(Exercise): Every record that follows must be duplicated exactly, with images left out.

(Supplied data):
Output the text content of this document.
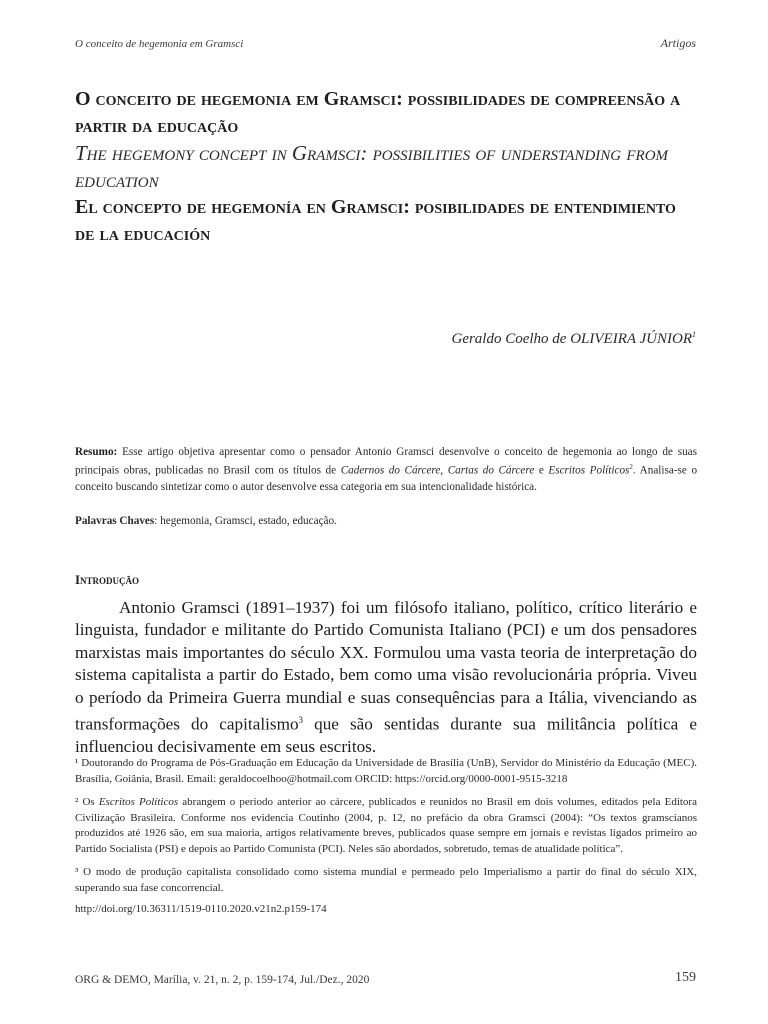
O conceito de hegemonia em Gramsci	Artigos
O conceito de hegemonia em Gramsci: possibilidades de compreensão a partir da educação
The hegemony concept in Gramsci: possibilities of understanding from education
El concepto de hegemonía en Gramsci: posibilidades de entendimiento de la educación
Geraldo Coelho de OLIVEIRA JÚNIOR$^1$
Resumo: Esse artigo objetiva apresentar como o pensador Antonio Gramsci desenvolve o conceito de hegemonia ao longo de suas principais obras, publicadas no Brasil com os títulos de Cadernos do Cárcere, Cartas do Cárcere e Escritos Políticos$^2$. Analisa-se o conceito buscando sintetizar como o autor desenvolve essa categoria em sua intencionalidade histórica.
Palavras Chaves: hegemonia, Gramsci, estado, educação.
Introdução
Antonio Gramsci (1891–1937) foi um filósofo italiano, político, crítico literário e linguista, fundador e militante do Partido Comunista Italiano (PCI) e um dos pensadores marxistas mais importantes do século XX. Formulou uma vasta teoria de interpretação do sistema capitalista a partir do Estado, bem como uma visão revolucionária própria. Viveu o período da Primeira Guerra mundial e suas consequências para a Itália, vivenciando as transformações do capitalismo$^3$ que são sentidas durante sua militância política e influenciou decisivamente em seus escritos.
¹ Doutorando do Programa de Pós-Graduação em Educação da Universidade de Brasília (UnB), Servidor do Ministério da Educação (MEC). Brasília, Goiânia, Brasil. Email: geraldocoelhoo@hotmail.com ORCID: https://orcid.org/0000-0001-9515-3218
² Os Escritos Políticos abrangem o período anterior ao cárcere, publicados e reunidos no Brasil em dois volumes, editados pela Editora Civilização Brasileira. Conforme nos evidencia Coutinho (2004, p. 12, no prefácio da obra Gramsci (2004): “Os textos gramscianos produzidos até 1926 são, em sua maioria, artigos relativamente breves, publicados quase sempre em jornais e revistas ligados primeiro ao Partido Socialista (PSI) e depois ao Partido Comunista (PCI). Neles são abordados, sobretudo, temas de atualidade política”.
³ O modo de produção capitalista consolidado como sistema mundial e permeado pelo Imperialismo a partir do final do século XIX, superando sua fase concorrencial.
http://doi.org/10.36311/1519-0110.2020.v21n2.p159-174
ORG & DEMO, Marília, v. 21, n. 2, p. 159-174, Jul./Dez., 2020	159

(Expected answer):
Output the text content of this document.
O conceito de hegemonia em Gramsci	Artigos
O conceito de hegemonia em Gramsci: possibilidades de compreensão a partir da educação
The hegemony concept in Gramsci: possibilities of understanding from education
El concepto de hegemonía en Gramsci: posibilidades de entendimiento de la educación
Geraldo Coelho de OLIVEIRA JÚNIOR$^1$
Resumo: Esse artigo objetiva apresentar como o pensador Antonio Gramsci desenvolve o conceito de hegemonia ao longo de suas principais obras, publicadas no Brasil com os títulos de Cadernos do Cárcere, Cartas do Cárcere e Escritos Políticos$^2$. Analisa-se o conceito buscando sintetizar como o autor desenvolve essa categoria em sua intencionalidade histórica.
Palavras Chaves: hegemonia, Gramsci, estado, educação.
Introdução
Antonio Gramsci (1891–1937) foi um filósofo italiano, político, crítico literário e linguista, fundador e militante do Partido Comunista Italiano (PCI) e um dos pensadores marxistas mais importantes do século XX. Formulou uma vasta teoria de interpretação do sistema capitalista a partir do Estado, bem como uma visão revolucionária própria. Viveu o período da Primeira Guerra mundial e suas consequências para a Itália, vivenciando as transformações do capitalismo$^3$ que são sentidas durante sua militância política e influenciou decisivamente em seus escritos.
¹ Doutorando do Programa de Pós-Graduação em Educação da Universidade de Brasília (UnB), Servidor do Ministério da Educação (MEC). Brasília, Goiânia, Brasil. Email: geraldocoelhoo@hotmail.com ORCID: https://orcid.org/0000-0001-9515-3218
² Os Escritos Políticos abrangem o período anterior ao cárcere, publicados e reunidos no Brasil em dois volumes, editados pela Editora Civilização Brasileira. Conforme nos evidencia Coutinho (2004, p. 12, no prefácio da obra Gramsci (2004): “Os textos gramscianos produzidos até 1926 são, em sua maioria, artigos relativamente breves, publicados quase sempre em jornais e revistas ligados primeiro ao Partido Socialista (PSI) e depois ao Partido Comunista (PCI). Neles são abordados, sobretudo, temas de atualidade política”.
³ O modo de produção capitalista consolidado como sistema mundial e permeado pelo Imperialismo a partir do final do século XIX, superando sua fase concorrencial.
http://doi.org/10.36311/1519-0110.2020.v21n2.p159-174
ORG & DEMO, Marília, v. 21, n. 2, p. 159-174, Jul./Dez., 2020	159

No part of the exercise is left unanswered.